▸ Task statement
Say how many lines hold the string "workshop"; please write nothing but the number.

▸ Data extract
"""

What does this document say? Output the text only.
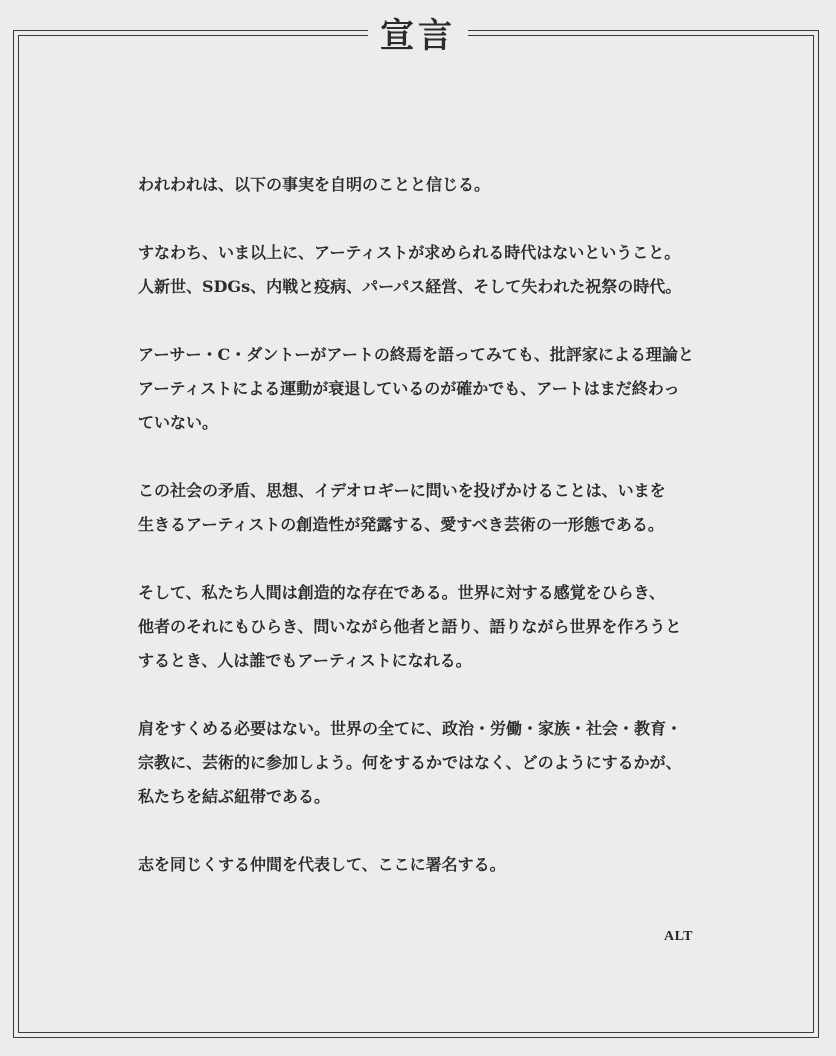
宣言
われわれは、以下の事実を自明のことと信じる。
すなわち、いま以上に、アーティストが求められる時代はないということ。
人新世、SDGs、内戦と疫病、パーパス経営、そして失われた祝祭の時代。
アーサー・C・ダントーがアートの終焉を語ってみても、批評家による理論と
アーティストによる運動が衰退しているのが確かでも、アートはまだ終わっ
ていない。
この社会の矛盾、思想、イデオロギーに問いを投げかけることは、いまを
生きるアーティストの創造性が発露する、愛すべき芸術の一形態である。
そして、私たち人間は創造的な存在である。世界に対する感覚をひらき、
他者のそれにもひらき、問いながら他者と語り、語りながら世界を作ろうと
するとき、人は誰でもアーティストになれる。
肩をすくめる必要はない。世界の全てに、政治・労働・家族・社会・教育・
宗教に、芸術的に参加しよう。何をするかではなく、どのようにするかが、
私たちを結ぶ紐帯である。
志を同じくする仲間を代表して、ここに署名する。
ALT
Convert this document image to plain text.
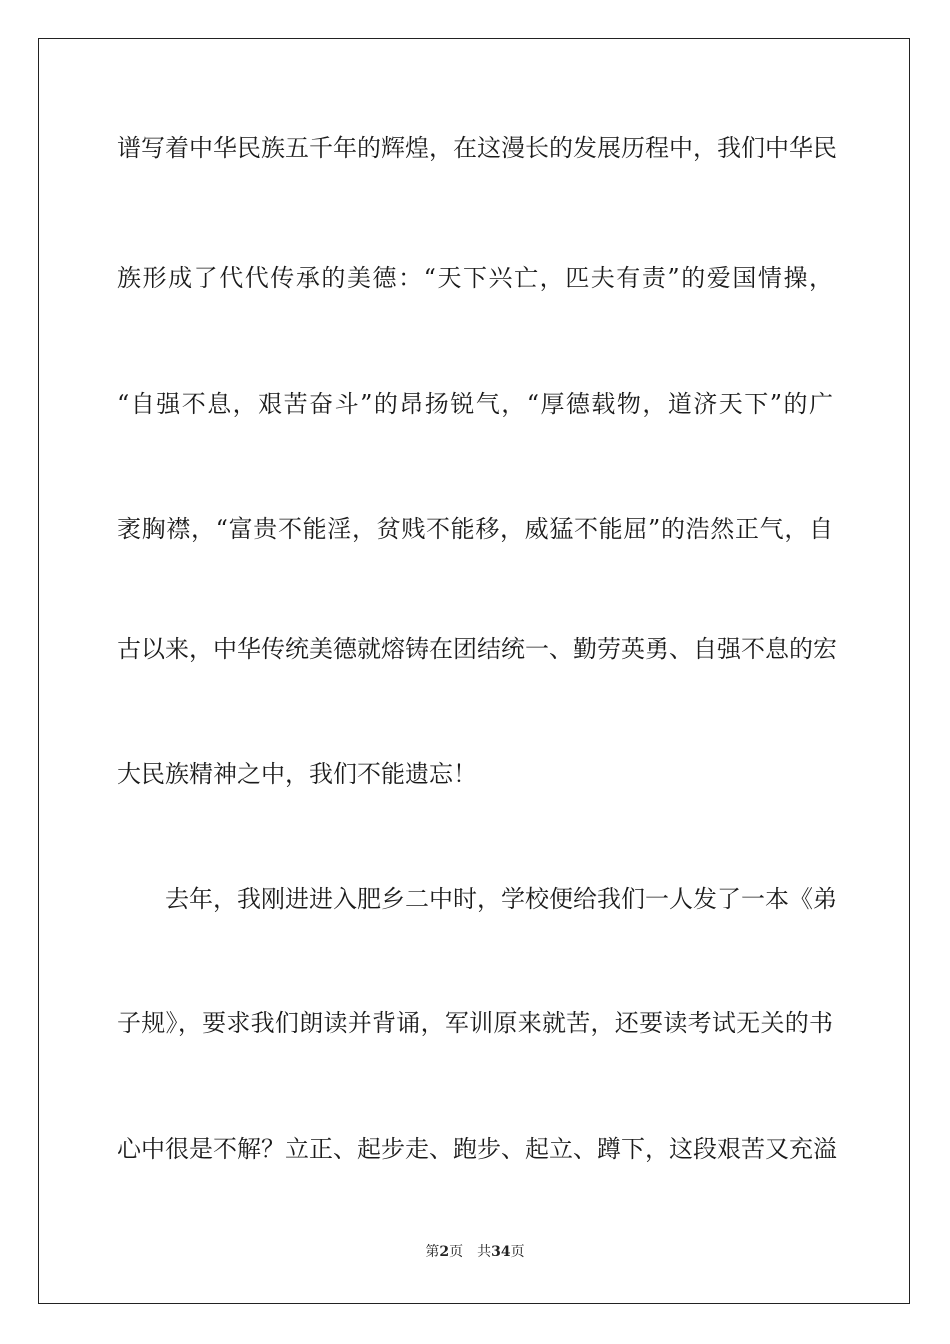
谱写着中华民族五千年的辉煌，在这漫长的发展历程中，我们中华民
族形成了代代传承的美德：“天下兴亡，匹夫有责”的爱国情操，
“自强不息，艰苦奋斗”的昂扬锐气，“厚德载物，道济天下”的广
袤胸襟，“富贵不能淫，贫贱不能移，威猛不能屈”的浩然正气，自
古以来，中华传统美德就熔铸在团结统一、勤劳英勇、自强不息的宏
大民族精神之中，我们不能遗忘！
去年，我刚进进入肥乡二中时，学校便给我们一人发了一本《弟
子规》，要求我们朗读并背诵，军训原来就苦，还要读考试无关的书
心中很是不解？立正、起步走、跑步、起立、蹲下，这段艰苦又充溢
第2页 共34页
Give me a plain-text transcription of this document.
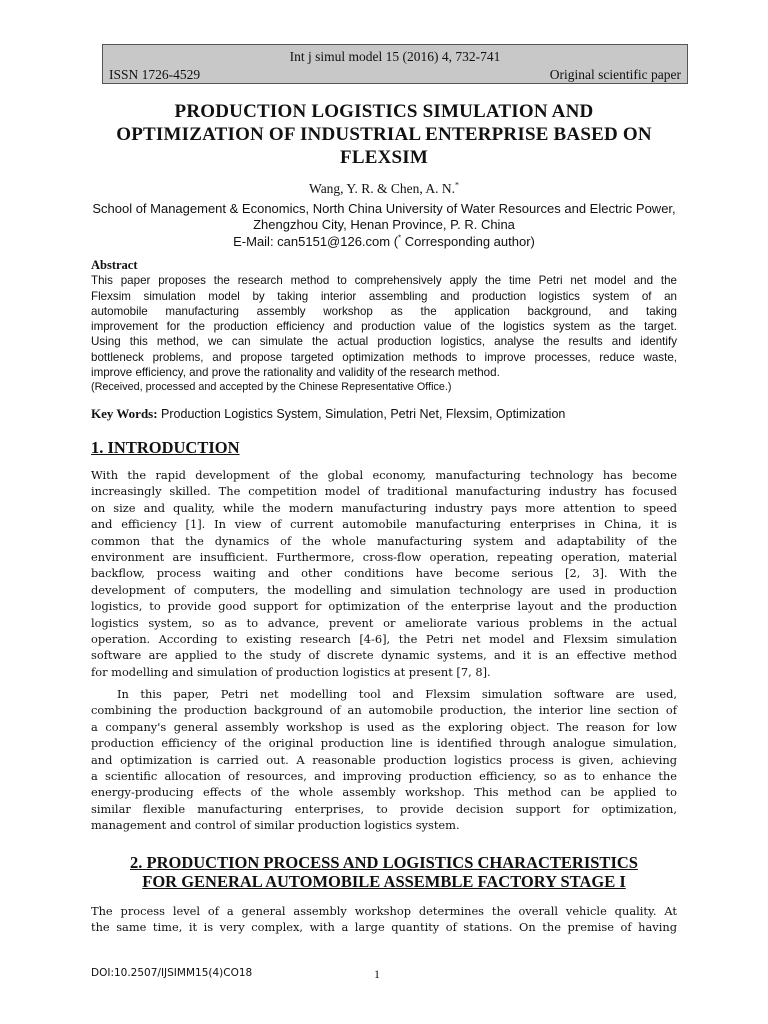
Int j simul model 15 (2016) 4, 732-741
ISSN 1726-4529	Original scientific paper
PRODUCTION LOGISTICS SIMULATION AND
OPTIMIZATION OF INDUSTRIAL ENTERPRISE BASED ON
FLEXSIM
Wang, Y. R. & Chen, A. N.*
School of Management & Economics, North China University of Water Resources and Electric Power,
Zhengzhou City, Henan Province, P. R. China
E-Mail: can5151@126.com (* Corresponding author)
Abstract
This paper proposes the research method to comprehensively apply the time Petri net model and the
Flexsim simulation model by taking interior assembling and production logistics system of an
automobile manufacturing assembly workshop as the application background, and taking
improvement for the production efficiency and production value of the logistics system as the target.
Using this method, we can simulate the actual production logistics, analyse the results and identify
bottleneck problems, and propose targeted optimization methods to improve processes, reduce waste,
improve efficiency, and prove the rationality and validity of the research method.
(Received, processed and accepted by the Chinese Representative Office.)
Key Words: Production Logistics System, Simulation, Petri Net, Flexsim, Optimization
1. INTRODUCTION
With the rapid development of the global economy, manufacturing technology has become
increasingly skilled. The competition model of traditional manufacturing industry has focused
on size and quality, while the modern manufacturing industry pays more attention to speed
and efficiency [1]. In view of current automobile manufacturing enterprises in China, it is
common that the dynamics of the whole manufacturing system and adaptability of the
environment are insufficient. Furthermore, cross-flow operation, repeating operation, material
backflow, process waiting and other conditions have become serious [2, 3]. With the
development of computers, the modelling and simulation technology are used in production
logistics, to provide good support for optimization of the enterprise layout and the production
logistics system, so as to advance, prevent or ameliorate various problems in the actual
operation. According to existing research [4-6], the Petri net model and Flexsim simulation
software are applied to the study of discrete dynamic systems, and it is an effective method
for modelling and simulation of production logistics at present [7, 8].
In this paper, Petri net modelling tool and Flexsim simulation software are used,
combining the production background of an automobile production, the interior line section of
a company's general assembly workshop is used as the exploring object. The reason for low
production efficiency of the original production line is identified through analogue simulation,
and optimization is carried out. A reasonable production logistics process is given, achieving
a scientific allocation of resources, and improving production efficiency, so as to enhance the
energy-producing effects of the whole assembly workshop. This method can be applied to
similar flexible manufacturing enterprises, to provide decision support for optimization,
management and control of similar production logistics system.
2. PRODUCTION PROCESS AND LOGISTICS CHARACTERISTICS
FOR GENERAL AUTOMOBILE ASSEMBLE FACTORY STAGE I
The process level of a general assembly workshop determines the overall vehicle quality. At
the same time, it is very complex, with a large quantity of stations. On the premise of having
DOI:10.2507/IJSIMM15(4)CO18	1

"""

▸ Written answer
4